[Given exercise] Output the full material exactly as it appears here.

Structured figure records
____________________
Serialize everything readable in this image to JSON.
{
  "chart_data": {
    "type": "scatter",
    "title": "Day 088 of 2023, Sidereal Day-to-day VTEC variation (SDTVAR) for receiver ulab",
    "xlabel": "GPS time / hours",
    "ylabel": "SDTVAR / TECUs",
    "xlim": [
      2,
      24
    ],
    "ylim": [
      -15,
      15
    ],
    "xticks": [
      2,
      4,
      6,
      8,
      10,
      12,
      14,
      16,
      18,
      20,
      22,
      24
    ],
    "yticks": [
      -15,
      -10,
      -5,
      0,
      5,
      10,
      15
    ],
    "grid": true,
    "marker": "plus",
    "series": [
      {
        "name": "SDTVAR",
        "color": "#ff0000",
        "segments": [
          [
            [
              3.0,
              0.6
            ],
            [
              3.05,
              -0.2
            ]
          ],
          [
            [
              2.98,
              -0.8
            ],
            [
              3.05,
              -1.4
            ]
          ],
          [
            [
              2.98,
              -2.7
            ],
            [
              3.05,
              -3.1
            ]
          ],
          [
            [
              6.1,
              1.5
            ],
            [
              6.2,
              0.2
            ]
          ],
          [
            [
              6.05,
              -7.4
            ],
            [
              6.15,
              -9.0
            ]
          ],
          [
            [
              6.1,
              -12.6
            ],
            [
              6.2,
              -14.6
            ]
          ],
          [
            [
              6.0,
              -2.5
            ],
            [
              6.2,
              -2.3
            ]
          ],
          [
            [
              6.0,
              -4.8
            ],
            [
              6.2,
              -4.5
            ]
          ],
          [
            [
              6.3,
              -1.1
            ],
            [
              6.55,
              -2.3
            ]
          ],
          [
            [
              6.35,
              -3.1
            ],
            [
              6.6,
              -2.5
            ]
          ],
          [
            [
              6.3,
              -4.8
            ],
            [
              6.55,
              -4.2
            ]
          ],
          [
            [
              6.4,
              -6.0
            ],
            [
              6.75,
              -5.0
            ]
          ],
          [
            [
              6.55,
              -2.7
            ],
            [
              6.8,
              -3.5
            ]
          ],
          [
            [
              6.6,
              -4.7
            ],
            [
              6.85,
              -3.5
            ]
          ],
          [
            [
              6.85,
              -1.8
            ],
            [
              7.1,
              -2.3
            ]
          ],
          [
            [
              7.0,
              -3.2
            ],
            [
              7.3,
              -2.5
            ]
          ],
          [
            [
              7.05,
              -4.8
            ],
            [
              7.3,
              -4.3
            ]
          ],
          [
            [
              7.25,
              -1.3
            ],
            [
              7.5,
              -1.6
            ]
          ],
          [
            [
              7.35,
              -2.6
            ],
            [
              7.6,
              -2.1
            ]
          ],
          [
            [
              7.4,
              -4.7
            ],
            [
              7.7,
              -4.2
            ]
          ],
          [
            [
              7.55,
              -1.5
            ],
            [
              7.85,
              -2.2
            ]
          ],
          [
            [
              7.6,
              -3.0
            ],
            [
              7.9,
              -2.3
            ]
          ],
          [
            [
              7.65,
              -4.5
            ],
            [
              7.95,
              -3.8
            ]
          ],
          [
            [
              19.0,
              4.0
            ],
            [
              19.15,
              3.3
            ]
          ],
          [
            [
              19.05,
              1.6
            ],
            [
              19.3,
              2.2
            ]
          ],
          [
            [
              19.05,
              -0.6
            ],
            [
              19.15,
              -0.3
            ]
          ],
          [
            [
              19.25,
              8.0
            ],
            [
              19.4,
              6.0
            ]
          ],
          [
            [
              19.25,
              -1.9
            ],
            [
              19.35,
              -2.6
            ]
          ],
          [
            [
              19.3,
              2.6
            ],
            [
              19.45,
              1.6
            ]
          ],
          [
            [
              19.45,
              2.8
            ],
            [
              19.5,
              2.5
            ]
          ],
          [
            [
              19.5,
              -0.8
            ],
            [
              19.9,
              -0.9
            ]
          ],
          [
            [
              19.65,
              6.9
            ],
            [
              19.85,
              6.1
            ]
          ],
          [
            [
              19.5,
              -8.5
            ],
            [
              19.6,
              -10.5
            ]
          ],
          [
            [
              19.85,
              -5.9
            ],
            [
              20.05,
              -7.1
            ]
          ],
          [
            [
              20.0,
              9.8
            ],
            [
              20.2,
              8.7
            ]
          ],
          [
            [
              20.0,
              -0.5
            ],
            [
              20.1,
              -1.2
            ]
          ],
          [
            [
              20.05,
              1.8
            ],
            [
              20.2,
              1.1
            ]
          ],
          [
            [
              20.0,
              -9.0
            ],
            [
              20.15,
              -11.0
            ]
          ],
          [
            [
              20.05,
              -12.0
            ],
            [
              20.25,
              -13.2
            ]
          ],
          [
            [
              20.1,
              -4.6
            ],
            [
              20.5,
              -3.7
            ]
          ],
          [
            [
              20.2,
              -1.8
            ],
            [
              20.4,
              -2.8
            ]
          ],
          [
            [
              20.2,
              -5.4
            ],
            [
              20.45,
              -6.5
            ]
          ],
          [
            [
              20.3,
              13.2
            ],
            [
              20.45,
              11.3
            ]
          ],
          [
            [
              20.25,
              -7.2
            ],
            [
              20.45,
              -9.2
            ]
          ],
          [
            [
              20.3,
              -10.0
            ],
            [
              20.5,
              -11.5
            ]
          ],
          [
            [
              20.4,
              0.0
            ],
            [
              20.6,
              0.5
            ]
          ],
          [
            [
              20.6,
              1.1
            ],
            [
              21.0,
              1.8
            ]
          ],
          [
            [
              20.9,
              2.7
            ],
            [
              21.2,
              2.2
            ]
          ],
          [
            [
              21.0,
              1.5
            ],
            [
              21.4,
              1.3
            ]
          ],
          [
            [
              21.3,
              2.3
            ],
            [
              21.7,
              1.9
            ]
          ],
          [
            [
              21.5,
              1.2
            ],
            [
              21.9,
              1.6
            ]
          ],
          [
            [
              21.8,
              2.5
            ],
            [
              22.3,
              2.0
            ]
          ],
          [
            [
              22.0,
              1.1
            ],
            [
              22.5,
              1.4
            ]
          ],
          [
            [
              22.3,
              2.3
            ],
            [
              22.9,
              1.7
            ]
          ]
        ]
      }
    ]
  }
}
____________________
[Result for this exercise]
Serialize everything readable in this image to JSON.
{
  "chart_data": {
    "type": "scatter",
    "title": "Day 088 of 2023, Sidereal Day-to-day VTEC variation (SDTVAR) for receiver ulab",
    "xlabel": "GPS time / hours",
    "ylabel": "SDTVAR / TECUs",
    "xlim": [
      2,
      24
    ],
    "ylim": [
      -15,
      15
    ],
    "xticks": [
      2,
      4,
      6,
      8,
      10,
      12,
      14,
      16,
      18,
      20,
      22,
      24
    ],
    "yticks": [
      -15,
      -10,
      -5,
      0,
      5,
      10,
      15
    ],
    "grid": true,
    "marker": "plus",
    "series": [
      {
        "name": "SDTVAR",
        "color": "#ff0000",
        "segments": [
          [
            [
              3.0,
              0.6
            ],
            [
              3.05,
              -0.2
            ]
          ],
          [
            [
              2.98,
              -0.8
            ],
            [
              3.05,
              -1.4
            ]
          ],
          [
            [
              2.98,
              -2.7
            ],
            [
              3.05,
              -3.1
            ]
          ],
          [
            [
              6.1,
              1.5
            ],
            [
              6.2,
              0.2
            ]
          ],
          [
            [
              6.05,
              -7.4
            ],
            [
              6.15,
              -9.0
            ]
          ],
          [
            [
              6.1,
              -12.6
            ],
            [
              6.2,
              -14.6
            ]
          ],
          [
            [
              6.0,
              -2.5
            ],
            [
              6.2,
              -2.3
            ]
          ],
          [
            [
              6.0,
              -4.8
            ],
            [
              6.2,
              -4.5
            ]
          ],
          [
            [
              6.3,
              -1.1
            ],
            [
              6.55,
              -2.3
            ]
          ],
          [
            [
              6.35,
              -3.1
            ],
            [
              6.6,
              -2.5
            ]
          ],
          [
            [
              6.3,
              -4.8
            ],
            [
              6.55,
              -4.2
            ]
          ],
          [
            [
              6.4,
              -6.0
            ],
            [
              6.75,
              -5.0
            ]
          ],
          [
            [
              6.55,
              -2.7
            ],
            [
              6.8,
              -3.5
            ]
          ],
          [
            [
              6.6,
              -4.7
            ],
            [
              6.85,
              -3.5
            ]
          ],
          [
            [
              6.85,
              -1.8
            ],
            [
              7.1,
              -2.3
            ]
          ],
          [
            [
              7.0,
              -3.2
            ],
            [
              7.3,
              -2.5
            ]
          ],
          [
            [
              7.05,
              -4.8
            ],
            [
              7.3,
              -4.3
            ]
          ],
          [
            [
              7.25,
              -1.3
            ],
            [
              7.5,
              -1.6
            ]
          ],
          [
            [
              7.35,
              -2.6
            ],
            [
              7.6,
              -2.1
            ]
          ],
          [
            [
              7.4,
              -4.7
            ],
            [
              7.7,
              -4.2
            ]
          ],
          [
            [
              7.55,
              -1.5
            ],
            [
              7.85,
              -2.2
            ]
          ],
          [
            [
              7.6,
              -3.0
            ],
            [
              7.9,
              -2.3
            ]
          ],
          [
            [
              7.65,
              -4.5
            ],
            [
              7.95,
              -3.8
            ]
          ],
          [
            [
              19.0,
              4.0
            ],
            [
              19.15,
              3.3
            ]
          ],
          [
            [
              19.05,
              1.6
            ],
            [
              19.3,
              2.2
            ]
          ],
          [
            [
              19.05,
              -0.6
            ],
            [
              19.15,
              -0.3
            ]
          ],
          [
            [
              19.25,
              8.0
            ],
            [
              19.4,
              6.0
            ]
          ],
          [
            [
              19.25,
              -1.9
            ],
            [
              19.35,
              -2.6
            ]
          ],
          [
            [
              19.3,
              2.6
            ],
            [
              19.45,
              1.6
            ]
          ],
          [
            [
              19.45,
              2.8
            ],
            [
              19.5,
              2.5
            ]
          ],
          [
            [
              19.5,
              -0.8
            ],
            [
              19.9,
              -0.9
            ]
          ],
          [
            [
              19.65,
              6.9
            ],
            [
              19.85,
              6.1
            ]
          ],
          [
            [
              19.5,
              -8.5
            ],
            [
              19.6,
              -10.5
            ]
          ],
          [
            [
              19.85,
              -5.9
            ],
            [
              20.05,
              -7.1
            ]
          ],
          [
            [
              20.0,
              9.8
            ],
            [
              20.2,
              8.7
            ]
          ],
          [
            [
              20.0,
              -0.5
            ],
            [
              20.1,
              -1.2
            ]
          ],
          [
            [
              20.05,
              1.8
            ],
            [
              20.2,
              1.1
            ]
          ],
          [
            [
              20.0,
              -9.0
            ],
            [
              20.15,
              -11.0
            ]
          ],
          [
            [
              20.05,
              -12.0
            ],
            [
              20.25,
              -13.2
            ]
          ],
          [
            [
              20.1,
              -4.6
            ],
            [
              20.5,
              -3.7
            ]
          ],
          [
            [
              20.2,
              -1.8
            ],
            [
              20.4,
              -2.8
            ]
          ],
          [
            [
              20.2,
              -5.4
            ],
            [
              20.45,
              -6.5
            ]
          ],
          [
            [
              20.3,
              13.2
            ],
            [
              20.45,
              11.3
            ]
          ],
          [
            [
              20.25,
              -7.2
            ],
            [
              20.45,
              -9.2
            ]
          ],
          [
            [
              20.3,
              -10.0
            ],
            [
              20.5,
              -11.5
            ]
          ],
          [
            [
              20.4,
              0.0
            ],
            [
              20.6,
              0.5
            ]
          ],
          [
            [
              20.6,
              1.1
            ],
            [
              21.0,
              1.8
            ]
          ],
          [
            [
              20.9,
              2.7
            ],
            [
              21.2,
              2.2
            ]
          ],
          [
            [
              21.0,
              1.5
            ],
            [
              21.4,
              1.3
            ]
          ],
          [
            [
              21.3,
              2.3
            ],
            [
              21.7,
              1.9
            ]
          ],
          [
            [
              21.5,
              1.2
            ],
            [
              21.9,
              1.6
            ]
          ],
          [
            [
              21.8,
              2.5
            ],
            [
              22.3,
              2.0
            ]
          ],
          [
            [
              22.0,
              1.1
            ],
            [
              22.5,
              1.4
            ]
          ],
          [
            [
              22.3,
              2.3
            ],
            [
              22.9,
              1.7
            ]
          ]
        ]
      }
    ]
  }
}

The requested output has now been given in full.